**Requirements:** Transcribe every entry word for word. Skip the pictures.

**The records:**
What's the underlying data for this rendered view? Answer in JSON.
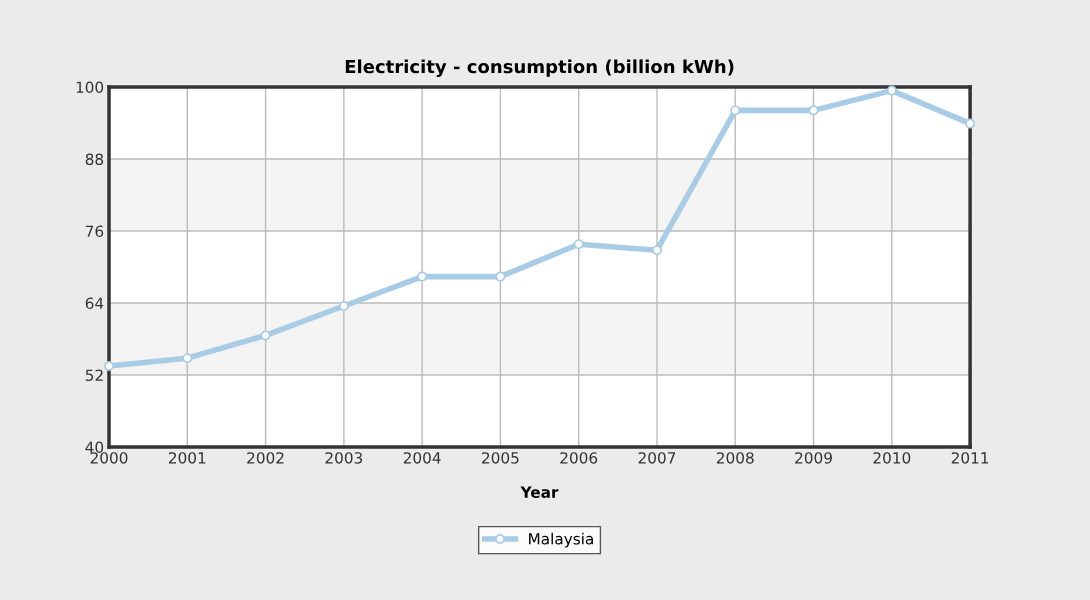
{
  "chart_data": {
    "type": "line",
    "title": "Electricity - consumption (billion kWh)",
    "xlabel": "Year",
    "x": [
      2000,
      2001,
      2002,
      2003,
      2004,
      2005,
      2006,
      2007,
      2008,
      2009,
      2010,
      2011
    ],
    "series": [
      {
        "name": "Malaysia",
        "color": "#a8cce6",
        "values": [
          53.5,
          54.8,
          58.6,
          63.5,
          68.4,
          68.4,
          73.8,
          72.8,
          96.1,
          96.1,
          99.4,
          93.9
        ]
      }
    ],
    "xlim": [
      2000,
      2011
    ],
    "xticks": [
      2000,
      2001,
      2002,
      2003,
      2004,
      2005,
      2006,
      2007,
      2008,
      2009,
      2010,
      2011
    ],
    "ylim": [
      40,
      100
    ],
    "yticks": [
      40,
      52,
      64,
      76,
      88,
      100
    ],
    "grid": true,
    "legend": "bottom",
    "marker": "circle",
    "line_style": "solid"
  }
}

**Solution for this problem:**
What's the underlying data for this rendered view? Answer in JSON.
{
  "chart_data": {
    "type": "line",
    "title": "Electricity - consumption (billion kWh)",
    "xlabel": "Year",
    "x": [
      2000,
      2001,
      2002,
      2003,
      2004,
      2005,
      2006,
      2007,
      2008,
      2009,
      2010,
      2011
    ],
    "series": [
      {
        "name": "Malaysia",
        "color": "#a8cce6",
        "values": [
          53.5,
          54.8,
          58.6,
          63.5,
          68.4,
          68.4,
          73.8,
          72.8,
          96.1,
          96.1,
          99.4,
          93.9
        ]
      }
    ],
    "xlim": [
      2000,
      2011
    ],
    "xticks": [
      2000,
      2001,
      2002,
      2003,
      2004,
      2005,
      2006,
      2007,
      2008,
      2009,
      2010,
      2011
    ],
    "ylim": [
      40,
      100
    ],
    "yticks": [
      40,
      52,
      64,
      76,
      88,
      100
    ],
    "grid": true,
    "legend": "bottom",
    "marker": "circle",
    "line_style": "solid"
  }
}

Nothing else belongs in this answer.